Keep the wording of each record exactly the same when you repeat it, and leave out pictures.

Extracted data entries:
=-=-=

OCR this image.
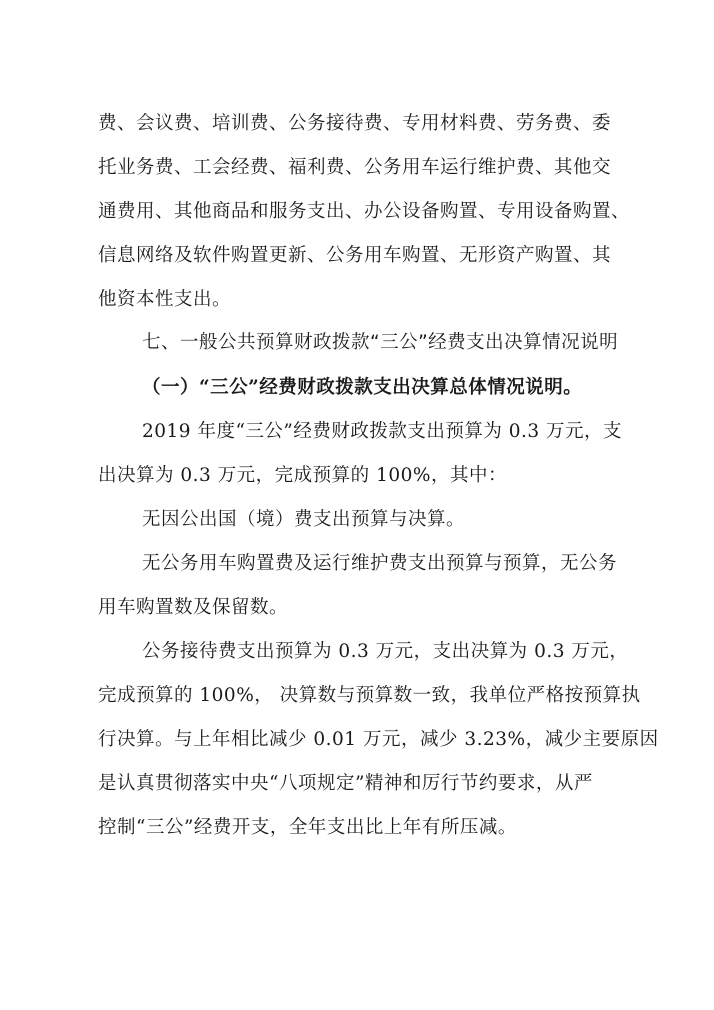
费、会议费、培训费、公务接待费、专用材料费、劳务费、委
托业务费、工会经费、福利费、公务用车运行维护费、其他交
通费用、其他商品和服务支出、办公设备购置、专用设备购置、
信息网络及软件购置更新、公务用车购置、无形资产购置、其
他资本性支出。
七、一般公共预算财政拨款“三公”经费支出决算情况说明
（一）“三公”经费财政拨款支出决算总体情况说明。
2019 年度“三公”经费财政拨款支出预算为 0.3 万元，支
出决算为 0.3 万元，完成预算的 100%，其中：
无因公出国（境）费支出预算与决算。
无公务用车购置费及运行维护费支出预算与预算，无公务
用车购置数及保留数。
公务接待费支出预算为 0.3 万元，支出决算为 0.3 万元，
完成预算的 100%， 决算数与预算数一致，我单位严格按预算执
行决算。与上年相比减少 0.01 万元，减少 3.23%，减少主要原因
是认真贯彻落实中央“八项规定”精神和厉行节约要求，从严
控制“三公”经费开支，全年支出比上年有所压减。
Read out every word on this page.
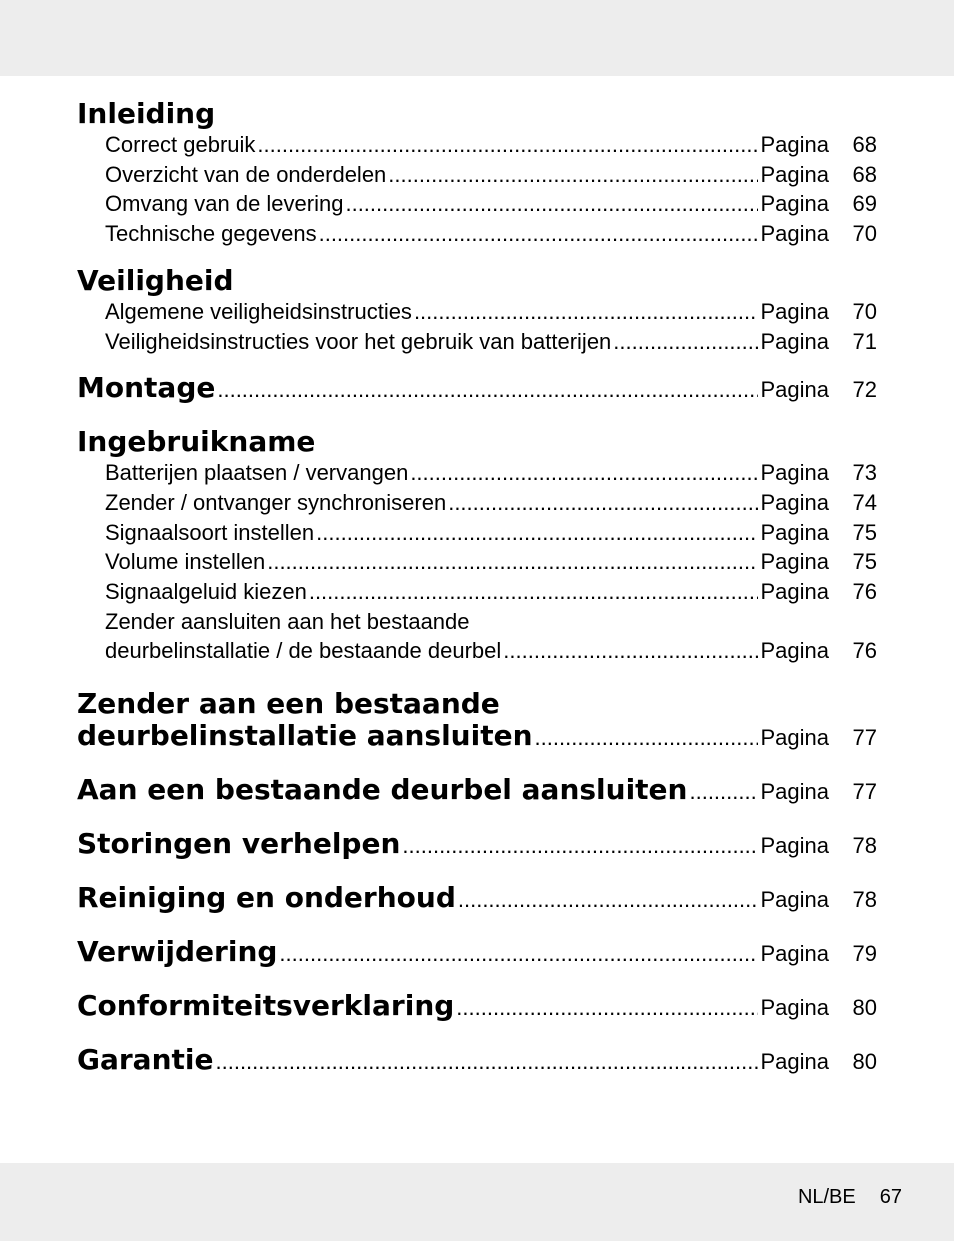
Inleiding
Correct gebruik .....	Pagina 68
Overzicht van de onderdelen .....	Pagina 68
Omvang van de levering .....	Pagina 69
Technische gegevens .....	Pagina 70
Veiligheid
Algemene veiligheidsinstructies .....	Pagina 70
Veiligheidsinstructies voor het gebruik van batterijen .....	Pagina 71
Montage .....	Pagina 72
Ingebruikname
Batterijen plaatsen / vervangen .....	Pagina 73
Zender / ontvanger synchroniseren .....	Pagina 74
Signaalsoort instellen .....	Pagina 75
Volume instellen .....	Pagina 75
Signaalgeluid kiezen .....	Pagina 76
Zender aansluiten aan het bestaande
deurbelinstallatie / de bestaande deurbel .....	Pagina 76
Zender aan een bestaande
deurbelinstallatie aansluiten .....	Pagina 77
Aan een bestaande deurbel aansluiten .....	Pagina 77
Storingen verhelpen .....	Pagina 78
Reiniging en onderhoud .....	Pagina 78
Verwijdering .....	Pagina 79
Conformiteitsverklaring .....	Pagina 80
Garantie .....	Pagina 80
NL/BE 67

=-=-=

* Output *
OCR this image.
费、会议费、培训费、公务接待费、专用材料费、劳务费、委
托业务费、工会经费、福利费、公务用车运行维护费、其他交
通费用、其他商品和服务支出、办公设备购置、专用设备购置、
信息网络及软件购置更新、公务用车购置、无形资产购置、其
他资本性支出。
七、一般公共预算财政拨款“三公”经费支出决算情况说明
（一）“三公”经费财政拨款支出决算总体情况说明。
2019 年度“三公”经费财政拨款支出预算为 0.3 万元，支
出决算为 0.3 万元，完成预算的 100%，其中：
无因公出国（境）费支出预算与决算。
无公务用车购置费及运行维护费支出预算与预算，无公务
用车购置数及保留数。
公务接待费支出预算为 0.3 万元，支出决算为 0.3 万元，
完成预算的 100%， 决算数与预算数一致，我单位严格按预算执
行决算。与上年相比减少 0.01 万元，减少 3.23%，减少主要原因
是认真贯彻落实中央“八项规定”精神和厉行节约要求，从严
控制“三公”经费开支，全年支出比上年有所压减。
Read out every word on this page.
Inleiding
Correct gebruik .....	Pagina 68
Overzicht van de onderdelen .....	Pagina 68
Omvang van de levering .....	Pagina 69
Technische gegevens .....	Pagina 70
Veiligheid
Algemene veiligheidsinstructies .....	Pagina 70
Veiligheidsinstructies voor het gebruik van batterijen .....	Pagina 71
Montage .....	Pagina 72
Ingebruikname
Batterijen plaatsen / vervangen .....	Pagina 73
Zender / ontvanger synchroniseren .....	Pagina 74
Signaalsoort instellen .....	Pagina 75
Volume instellen .....	Pagina 75
Signaalgeluid kiezen .....	Pagina 76
Zender aansluiten aan het bestaande
deurbelinstallatie / de bestaande deurbel .....	Pagina 76
Zender aan een bestaande
deurbelinstallatie aansluiten .....	Pagina 77
Aan een bestaande deurbel aansluiten .....	Pagina 77
Storingen verhelpen .....	Pagina 78
Reiniging en onderhoud .....	Pagina 78
Verwijdering .....	Pagina 79
Conformiteitsverklaring .....	Pagina 80
Garantie .....	Pagina 80
NL/BE 67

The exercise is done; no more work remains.